— BEGIN Quoted passage —
Let me say at the beginning while St. Ignatius sees obedience as the epitome of Christian life and THE mark of the members of his society -- I know, I know, would Jesuits themselves think that today you are asking -- I want to assure you that St. Thomas Aquinas does not. But more of this later.

Let us bring this very close to home. Last year some of you were in the audience when the annual time for the deacons to say thanks for their time at St. Charles came around. When a deacon was finally found who would do this, you may have sat aghast at what he said. It was a litany of hurts and anger and offenses he believed had been perpetrated against him and his classmates. He broke with the expectation of the obedient glossing over of difficulties and the heaping of accolades on the seminary staff.

It would have been interesting for you to have been in the staff dining room after that presentation and hear the shock and horror and anger that this had happened on the part of most of the faculty. But then one extremely dedicted and learned member of the faculty -- no, no, it wasn’t me -- defended the right of the class representative to do what he had done. He felt that it was not only the deacon’s right but duty to speak out against what he had perceived as unjust treatment of himself and others, and of a lack of compassion. The professor’s only concern was that it was so late in the game for the issues to be raised. They should surely have been brought sooner to the attention of those who could make changes .
— END Quoted passage —
— BEGIN Records shown —
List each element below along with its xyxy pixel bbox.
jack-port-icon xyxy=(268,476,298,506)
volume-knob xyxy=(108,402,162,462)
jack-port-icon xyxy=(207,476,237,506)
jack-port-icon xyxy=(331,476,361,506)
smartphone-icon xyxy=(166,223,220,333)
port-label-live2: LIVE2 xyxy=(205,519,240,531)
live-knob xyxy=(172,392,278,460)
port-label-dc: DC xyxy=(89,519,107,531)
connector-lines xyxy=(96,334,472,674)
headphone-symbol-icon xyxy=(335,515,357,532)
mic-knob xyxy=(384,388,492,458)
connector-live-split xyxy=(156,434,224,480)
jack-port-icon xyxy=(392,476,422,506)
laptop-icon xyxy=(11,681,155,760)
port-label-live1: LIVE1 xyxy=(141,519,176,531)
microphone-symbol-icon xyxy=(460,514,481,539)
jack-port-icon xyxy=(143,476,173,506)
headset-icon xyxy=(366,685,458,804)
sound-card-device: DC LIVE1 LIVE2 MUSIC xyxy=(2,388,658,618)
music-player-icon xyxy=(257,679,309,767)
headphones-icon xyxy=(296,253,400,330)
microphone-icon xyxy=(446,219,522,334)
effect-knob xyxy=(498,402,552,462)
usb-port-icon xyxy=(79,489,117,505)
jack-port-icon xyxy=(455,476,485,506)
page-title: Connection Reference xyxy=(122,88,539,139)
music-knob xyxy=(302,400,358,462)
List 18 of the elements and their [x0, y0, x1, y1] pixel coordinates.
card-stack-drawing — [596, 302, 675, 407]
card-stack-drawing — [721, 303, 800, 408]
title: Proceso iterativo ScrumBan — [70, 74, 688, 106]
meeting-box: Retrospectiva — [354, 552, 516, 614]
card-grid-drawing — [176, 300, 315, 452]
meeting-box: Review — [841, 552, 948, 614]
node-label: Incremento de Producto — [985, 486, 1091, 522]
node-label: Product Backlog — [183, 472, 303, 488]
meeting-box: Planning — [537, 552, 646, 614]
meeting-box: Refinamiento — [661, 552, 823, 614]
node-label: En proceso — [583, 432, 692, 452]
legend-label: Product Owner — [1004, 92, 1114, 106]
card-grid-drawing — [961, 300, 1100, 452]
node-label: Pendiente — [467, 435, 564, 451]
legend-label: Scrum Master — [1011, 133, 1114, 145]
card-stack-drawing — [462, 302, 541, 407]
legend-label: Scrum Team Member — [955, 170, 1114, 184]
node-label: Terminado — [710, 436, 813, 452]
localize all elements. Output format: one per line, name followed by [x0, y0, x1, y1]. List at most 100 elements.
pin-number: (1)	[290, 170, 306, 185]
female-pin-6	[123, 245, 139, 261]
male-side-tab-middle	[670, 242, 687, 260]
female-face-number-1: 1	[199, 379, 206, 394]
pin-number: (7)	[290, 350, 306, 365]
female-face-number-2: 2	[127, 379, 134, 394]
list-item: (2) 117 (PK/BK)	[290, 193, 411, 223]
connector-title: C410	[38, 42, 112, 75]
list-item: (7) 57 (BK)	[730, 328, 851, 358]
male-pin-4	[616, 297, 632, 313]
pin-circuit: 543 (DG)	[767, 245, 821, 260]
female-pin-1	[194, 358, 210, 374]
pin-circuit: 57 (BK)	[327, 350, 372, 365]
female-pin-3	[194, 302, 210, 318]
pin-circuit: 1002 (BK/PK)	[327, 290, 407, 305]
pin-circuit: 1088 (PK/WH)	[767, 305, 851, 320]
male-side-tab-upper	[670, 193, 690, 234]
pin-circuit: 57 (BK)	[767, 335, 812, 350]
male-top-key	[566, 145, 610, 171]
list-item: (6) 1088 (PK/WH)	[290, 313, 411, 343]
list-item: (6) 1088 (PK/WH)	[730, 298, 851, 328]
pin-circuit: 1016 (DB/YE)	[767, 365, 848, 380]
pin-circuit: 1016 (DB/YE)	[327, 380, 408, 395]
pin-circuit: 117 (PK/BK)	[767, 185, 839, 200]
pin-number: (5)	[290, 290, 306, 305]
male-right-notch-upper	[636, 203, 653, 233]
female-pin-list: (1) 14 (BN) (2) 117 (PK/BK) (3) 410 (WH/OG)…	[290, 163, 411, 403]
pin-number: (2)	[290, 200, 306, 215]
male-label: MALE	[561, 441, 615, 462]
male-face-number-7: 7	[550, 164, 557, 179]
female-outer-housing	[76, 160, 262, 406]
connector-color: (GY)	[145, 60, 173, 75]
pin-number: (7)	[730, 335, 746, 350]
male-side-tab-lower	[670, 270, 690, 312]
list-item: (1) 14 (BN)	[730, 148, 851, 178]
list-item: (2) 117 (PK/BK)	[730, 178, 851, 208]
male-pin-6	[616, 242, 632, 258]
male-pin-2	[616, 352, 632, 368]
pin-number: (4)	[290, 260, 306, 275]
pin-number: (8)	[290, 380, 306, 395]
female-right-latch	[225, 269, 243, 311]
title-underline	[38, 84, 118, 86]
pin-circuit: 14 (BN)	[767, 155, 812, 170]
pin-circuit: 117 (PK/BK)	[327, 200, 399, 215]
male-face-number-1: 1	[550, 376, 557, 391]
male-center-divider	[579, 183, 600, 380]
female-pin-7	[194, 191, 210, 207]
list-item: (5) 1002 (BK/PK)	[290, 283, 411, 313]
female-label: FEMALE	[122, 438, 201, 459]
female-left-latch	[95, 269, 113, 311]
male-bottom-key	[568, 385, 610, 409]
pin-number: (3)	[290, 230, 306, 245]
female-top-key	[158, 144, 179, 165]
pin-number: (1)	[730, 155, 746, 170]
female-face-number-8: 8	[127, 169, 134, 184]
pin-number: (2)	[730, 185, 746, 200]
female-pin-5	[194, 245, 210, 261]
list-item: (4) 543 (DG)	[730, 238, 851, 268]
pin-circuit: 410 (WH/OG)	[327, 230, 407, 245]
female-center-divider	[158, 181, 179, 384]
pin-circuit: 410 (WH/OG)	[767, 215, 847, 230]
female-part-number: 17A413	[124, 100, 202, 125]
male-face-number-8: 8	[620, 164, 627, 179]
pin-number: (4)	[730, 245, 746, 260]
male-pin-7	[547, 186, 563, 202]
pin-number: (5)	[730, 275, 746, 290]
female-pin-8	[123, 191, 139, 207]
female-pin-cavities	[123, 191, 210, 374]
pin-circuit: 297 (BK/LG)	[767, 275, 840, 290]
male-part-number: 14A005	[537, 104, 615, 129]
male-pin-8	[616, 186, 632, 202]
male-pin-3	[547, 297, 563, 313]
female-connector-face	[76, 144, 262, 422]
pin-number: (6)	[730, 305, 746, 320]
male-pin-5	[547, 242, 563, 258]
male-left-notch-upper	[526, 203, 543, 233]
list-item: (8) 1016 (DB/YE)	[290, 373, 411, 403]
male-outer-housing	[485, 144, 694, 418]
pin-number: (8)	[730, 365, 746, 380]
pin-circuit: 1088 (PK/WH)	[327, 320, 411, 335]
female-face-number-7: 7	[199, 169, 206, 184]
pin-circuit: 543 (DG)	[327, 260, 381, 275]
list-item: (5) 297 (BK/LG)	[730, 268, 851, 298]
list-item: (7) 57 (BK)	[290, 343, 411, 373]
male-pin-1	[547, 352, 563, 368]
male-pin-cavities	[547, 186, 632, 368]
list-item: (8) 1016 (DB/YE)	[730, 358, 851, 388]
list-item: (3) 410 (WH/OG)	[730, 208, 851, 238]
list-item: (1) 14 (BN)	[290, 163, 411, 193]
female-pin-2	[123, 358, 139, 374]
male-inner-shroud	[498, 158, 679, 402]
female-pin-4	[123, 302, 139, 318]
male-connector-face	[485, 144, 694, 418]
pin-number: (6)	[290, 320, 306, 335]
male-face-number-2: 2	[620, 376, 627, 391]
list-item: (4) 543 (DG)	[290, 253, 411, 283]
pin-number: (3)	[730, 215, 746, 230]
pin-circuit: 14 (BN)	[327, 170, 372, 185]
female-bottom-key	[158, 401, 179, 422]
— END Records shown —
List of tasks:
A. Reproduce the passage about obedience word for word, everything from "Let us bring" down to "the seminary staff.".
B. Resume the passage about obedience after its final sentence, carrying on in the same voice.
The data has no connection to the passage about obedience.

Answers to each task:
A.
Let us bring this very close to home. Last year some of you were in the audience when the annual time for the deacons to say thanks for their time at St. Charles came around. When a deacon was finally found who would do this, you may have sat aghast at what he said. It was a litany of hurts and anger and offenses he believed had been perpetrated against him and his classmates. He broke with the expectation of the obedient glossing over of difficulties and the heaping of accolades on the seminary staff.

B.
This incident has given me much to think about since it happened and it is once again in my mind as I have been asked to address this topic of obedience with you. I have reflected on my own life as well in terms of this issue of obedience and responsibility for really are they not two sides of one coin? And in those reflections I must tell you that especially during my almost thirty-six years as a bishop and as ordinary of two dioceses, there was nothing worse in my experience than people telling me what they thought I wanted to hear rather than what I needed to hear. That was about as inauthentic as obedience to a bishop can be.

On a par with that was -- and is -- people telling me that they will do something which I have asked of them, and then my finding out that they have not done it or have bad-mouthed my request that it be done. I have rarely “commanded” that things be done. That has not been my style. I have tried to explain to people why I needed and wanted people to do certain things. And they would appear to give me their support and then stab me behind my back. I have dealt with this at length and the harm that it does to the individual and to the faith community in my letter on the occasion of my retirement. If you have not read that letter, please do so. I do not want to repeat here in any detail what I have said that but I believe that what I say is germane to any diocese or to any community.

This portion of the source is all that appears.